■ **YOUR TASK**
Rewrite the records below, changing every "x-tick-label" to "year-tick-label" and leaving everything else as it is.

Page element annotations
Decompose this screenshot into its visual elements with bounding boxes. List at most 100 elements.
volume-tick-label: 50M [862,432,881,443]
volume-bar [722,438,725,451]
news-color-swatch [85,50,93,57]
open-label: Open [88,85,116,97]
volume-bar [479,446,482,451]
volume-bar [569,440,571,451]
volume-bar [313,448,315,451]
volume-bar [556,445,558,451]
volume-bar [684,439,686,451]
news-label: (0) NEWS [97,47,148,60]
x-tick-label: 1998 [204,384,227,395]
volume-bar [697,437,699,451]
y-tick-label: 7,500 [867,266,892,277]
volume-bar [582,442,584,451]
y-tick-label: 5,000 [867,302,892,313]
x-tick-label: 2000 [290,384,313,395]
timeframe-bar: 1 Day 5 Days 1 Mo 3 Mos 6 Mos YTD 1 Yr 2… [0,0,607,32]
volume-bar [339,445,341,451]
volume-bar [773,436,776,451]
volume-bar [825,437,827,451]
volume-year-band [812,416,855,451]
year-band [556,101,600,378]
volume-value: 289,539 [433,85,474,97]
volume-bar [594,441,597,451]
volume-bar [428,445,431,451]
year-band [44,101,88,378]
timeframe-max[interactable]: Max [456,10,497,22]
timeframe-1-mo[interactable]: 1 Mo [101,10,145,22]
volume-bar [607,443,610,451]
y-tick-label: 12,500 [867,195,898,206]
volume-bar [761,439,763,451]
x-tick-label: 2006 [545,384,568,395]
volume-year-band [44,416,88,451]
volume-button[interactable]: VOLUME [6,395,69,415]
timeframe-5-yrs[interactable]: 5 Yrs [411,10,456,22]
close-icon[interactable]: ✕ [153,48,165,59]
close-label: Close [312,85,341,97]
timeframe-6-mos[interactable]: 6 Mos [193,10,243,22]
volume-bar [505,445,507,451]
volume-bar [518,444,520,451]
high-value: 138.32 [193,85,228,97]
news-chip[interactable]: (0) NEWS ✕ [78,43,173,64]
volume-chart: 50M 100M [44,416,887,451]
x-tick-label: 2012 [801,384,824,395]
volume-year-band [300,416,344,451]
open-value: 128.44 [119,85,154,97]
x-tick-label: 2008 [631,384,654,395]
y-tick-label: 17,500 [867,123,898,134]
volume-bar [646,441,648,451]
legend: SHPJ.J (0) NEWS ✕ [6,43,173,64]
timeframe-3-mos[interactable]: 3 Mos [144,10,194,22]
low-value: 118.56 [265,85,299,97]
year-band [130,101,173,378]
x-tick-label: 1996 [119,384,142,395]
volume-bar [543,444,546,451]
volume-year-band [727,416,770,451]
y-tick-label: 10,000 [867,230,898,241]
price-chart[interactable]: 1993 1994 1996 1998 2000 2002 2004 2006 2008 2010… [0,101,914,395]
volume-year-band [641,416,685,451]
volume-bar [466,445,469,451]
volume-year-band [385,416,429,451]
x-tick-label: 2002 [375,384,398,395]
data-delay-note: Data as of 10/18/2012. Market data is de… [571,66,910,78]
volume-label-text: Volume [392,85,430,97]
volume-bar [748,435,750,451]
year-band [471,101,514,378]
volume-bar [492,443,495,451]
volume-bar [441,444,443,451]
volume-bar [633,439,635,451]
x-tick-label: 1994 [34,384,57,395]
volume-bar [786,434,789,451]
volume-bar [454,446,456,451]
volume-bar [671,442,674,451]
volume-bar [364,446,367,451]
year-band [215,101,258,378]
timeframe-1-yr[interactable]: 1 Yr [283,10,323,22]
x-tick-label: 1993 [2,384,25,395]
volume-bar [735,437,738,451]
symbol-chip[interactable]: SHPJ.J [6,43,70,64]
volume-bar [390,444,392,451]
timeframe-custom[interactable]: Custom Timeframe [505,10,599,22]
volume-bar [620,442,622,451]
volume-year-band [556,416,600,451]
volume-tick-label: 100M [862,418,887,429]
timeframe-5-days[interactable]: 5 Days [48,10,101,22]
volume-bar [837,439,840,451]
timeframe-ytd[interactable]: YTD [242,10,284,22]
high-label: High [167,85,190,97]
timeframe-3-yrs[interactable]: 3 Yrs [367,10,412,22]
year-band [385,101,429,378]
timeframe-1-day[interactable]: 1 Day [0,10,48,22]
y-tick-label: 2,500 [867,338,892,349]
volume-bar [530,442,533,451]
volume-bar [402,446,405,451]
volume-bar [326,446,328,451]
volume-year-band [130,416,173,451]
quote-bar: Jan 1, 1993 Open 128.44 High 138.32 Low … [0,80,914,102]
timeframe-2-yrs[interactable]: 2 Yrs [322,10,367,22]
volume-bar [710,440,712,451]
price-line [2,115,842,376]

■ **SOLUTION TO THIS TASK**
Decompose this screenshot into its visual elements with bounding boxes. List at most 100 elements.
volume-tick-label: 50M [862,432,881,443]
volume-bar [722,438,725,451]
news-color-swatch [85,50,93,57]
open-label: Open [88,85,116,97]
volume-bar [479,446,482,451]
volume-bar [569,440,571,451]
volume-bar [313,448,315,451]
volume-bar [556,445,558,451]
volume-bar [684,439,686,451]
news-label: (0) NEWS [97,47,148,60]
year-tick-label: 1998 [204,384,227,395]
volume-bar [697,437,699,451]
y-tick-label: 7,500 [867,266,892,277]
volume-bar [582,442,584,451]
y-tick-label: 5,000 [867,302,892,313]
year-tick-label: 2000 [290,384,313,395]
timeframe-bar: 1 Day 5 Days 1 Mo 3 Mos 6 Mos YTD 1 Yr 2… [0,0,607,32]
volume-bar [339,445,341,451]
volume-bar [773,436,776,451]
volume-bar [825,437,827,451]
volume-year-band [812,416,855,451]
year-band [556,101,600,378]
volume-value: 289,539 [433,85,474,97]
volume-bar [594,441,597,451]
volume-bar [428,445,431,451]
year-band [44,101,88,378]
timeframe-max[interactable]: Max [456,10,497,22]
timeframe-1-mo[interactable]: 1 Mo [101,10,145,22]
volume-bar [607,443,610,451]
y-tick-label: 12,500 [867,195,898,206]
volume-bar [761,439,763,451]
year-tick-label: 2006 [545,384,568,395]
volume-year-band [44,416,88,451]
volume-button[interactable]: VOLUME [6,395,69,415]
timeframe-5-yrs[interactable]: 5 Yrs [411,10,456,22]
close-icon[interactable]: ✕ [153,48,165,59]
close-label: Close [312,85,341,97]
timeframe-6-mos[interactable]: 6 Mos [193,10,243,22]
volume-bar [505,445,507,451]
volume-bar [518,444,520,451]
high-value: 138.32 [193,85,228,97]
news-chip[interactable]: (0) NEWS ✕ [78,43,173,64]
volume-chart: 50M 100M [44,416,887,451]
year-tick-label: 2012 [801,384,824,395]
volume-year-band [300,416,344,451]
open-value: 128.44 [119,85,154,97]
year-tick-label: 2008 [631,384,654,395]
y-tick-label: 17,500 [867,123,898,134]
volume-bar [646,441,648,451]
legend: SHPJ.J (0) NEWS ✕ [6,43,173,64]
timeframe-3-mos[interactable]: 3 Mos [144,10,194,22]
low-value: 118.56 [265,85,299,97]
year-band [130,101,173,378]
year-tick-label: 1996 [119,384,142,395]
volume-bar [543,444,546,451]
volume-year-band [727,416,770,451]
y-tick-label: 10,000 [867,230,898,241]
price-chart[interactable]: 1993 1994 1996 1998 2000 2002 2004 2006 2008 2010… [0,101,914,395]
volume-year-band [641,416,685,451]
volume-bar [466,445,469,451]
volume-year-band [385,416,429,451]
year-tick-label: 2002 [375,384,398,395]
data-delay-note: Data as of 10/18/2012. Market data is de… [571,66,910,78]
volume-label-text: Volume [392,85,430,97]
volume-bar [748,435,750,451]
year-band [471,101,514,378]
volume-bar [492,443,495,451]
volume-bar [441,444,443,451]
volume-bar [633,439,635,451]
year-tick-label: 1994 [34,384,57,395]
volume-bar [786,434,789,451]
volume-bar [454,446,456,451]
volume-bar [671,442,674,451]
volume-bar [364,446,367,451]
year-band [215,101,258,378]
timeframe-1-yr[interactable]: 1 Yr [283,10,323,22]
year-tick-label: 1993 [2,384,25,395]
volume-bar [735,437,738,451]
symbol-chip[interactable]: SHPJ.J [6,43,70,64]
volume-bar [390,444,392,451]
timeframe-custom[interactable]: Custom Timeframe [505,10,599,22]
volume-bar [620,442,622,451]
volume-year-band [556,416,600,451]
volume-tick-label: 100M [862,418,887,429]
timeframe-5-days[interactable]: 5 Days [48,10,101,22]
volume-bar [837,439,840,451]
timeframe-ytd[interactable]: YTD [242,10,284,22]
high-label: High [167,85,190,97]
timeframe-3-yrs[interactable]: 3 Yrs [367,10,412,22]
year-band [385,101,429,378]
timeframe-1-day[interactable]: 1 Day [0,10,48,22]
y-tick-label: 2,500 [867,338,892,349]
volume-bar [530,442,533,451]
volume-bar [402,446,405,451]
volume-bar [326,446,328,451]
volume-year-band [130,416,173,451]
quote-bar: Jan 1, 1993 Open 128.44 High 138.32 Low … [0,80,914,102]
timeframe-2-yrs[interactable]: 2 Yrs [322,10,367,22]
volume-bar [710,440,712,451]
price-line [2,115,842,376]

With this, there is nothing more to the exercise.